Rows =>
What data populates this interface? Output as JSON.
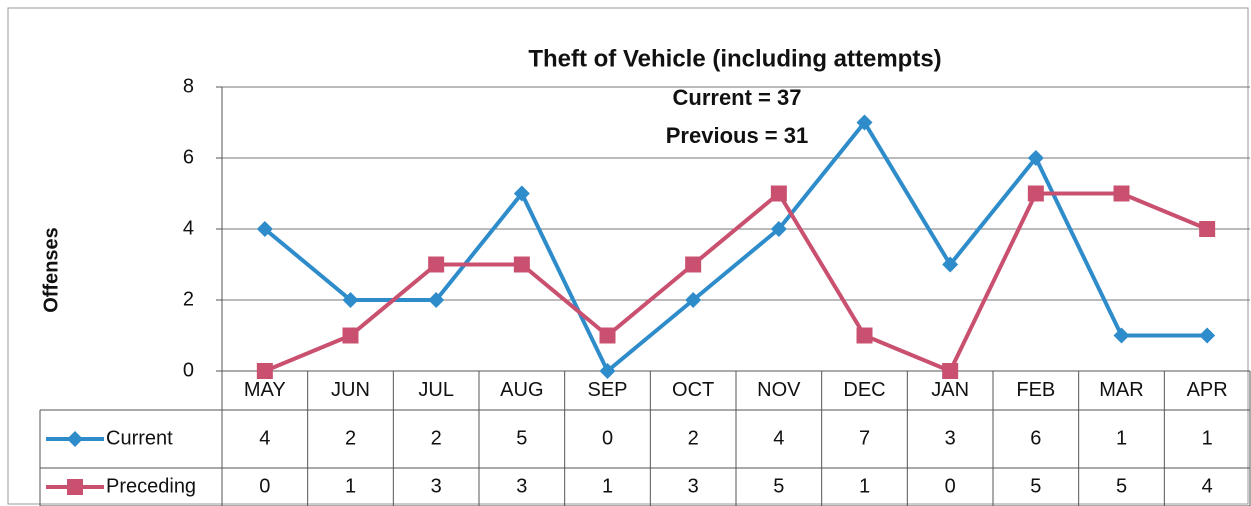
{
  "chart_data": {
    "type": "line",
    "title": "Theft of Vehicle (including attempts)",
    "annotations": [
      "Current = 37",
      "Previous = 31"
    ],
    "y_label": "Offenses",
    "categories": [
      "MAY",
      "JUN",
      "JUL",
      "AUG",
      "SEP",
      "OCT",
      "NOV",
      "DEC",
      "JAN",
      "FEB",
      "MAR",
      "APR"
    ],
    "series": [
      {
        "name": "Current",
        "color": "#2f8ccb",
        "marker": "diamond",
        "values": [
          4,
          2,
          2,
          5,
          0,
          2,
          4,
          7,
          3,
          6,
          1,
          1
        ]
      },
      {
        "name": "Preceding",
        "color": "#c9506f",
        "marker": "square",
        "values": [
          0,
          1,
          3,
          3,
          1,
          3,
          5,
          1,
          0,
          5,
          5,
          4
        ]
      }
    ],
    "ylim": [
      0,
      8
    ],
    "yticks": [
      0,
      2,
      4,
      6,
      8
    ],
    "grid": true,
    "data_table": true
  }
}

Short task =>
Every entry above should be duplicated exactly. Do not include the images.

Right answer =>
What data populates this interface? Output as JSON.
{
  "chart_data": {
    "type": "line",
    "title": "Theft of Vehicle (including attempts)",
    "annotations": [
      "Current = 37",
      "Previous = 31"
    ],
    "y_label": "Offenses",
    "categories": [
      "MAY",
      "JUN",
      "JUL",
      "AUG",
      "SEP",
      "OCT",
      "NOV",
      "DEC",
      "JAN",
      "FEB",
      "MAR",
      "APR"
    ],
    "series": [
      {
        "name": "Current",
        "color": "#2f8ccb",
        "marker": "diamond",
        "values": [
          4,
          2,
          2,
          5,
          0,
          2,
          4,
          7,
          3,
          6,
          1,
          1
        ]
      },
      {
        "name": "Preceding",
        "color": "#c9506f",
        "marker": "square",
        "values": [
          0,
          1,
          3,
          3,
          1,
          3,
          5,
          1,
          0,
          5,
          5,
          4
        ]
      }
    ],
    "ylim": [
      0,
      8
    ],
    "yticks": [
      0,
      2,
      4,
      6,
      8
    ],
    "grid": true,
    "data_table": true
  }
}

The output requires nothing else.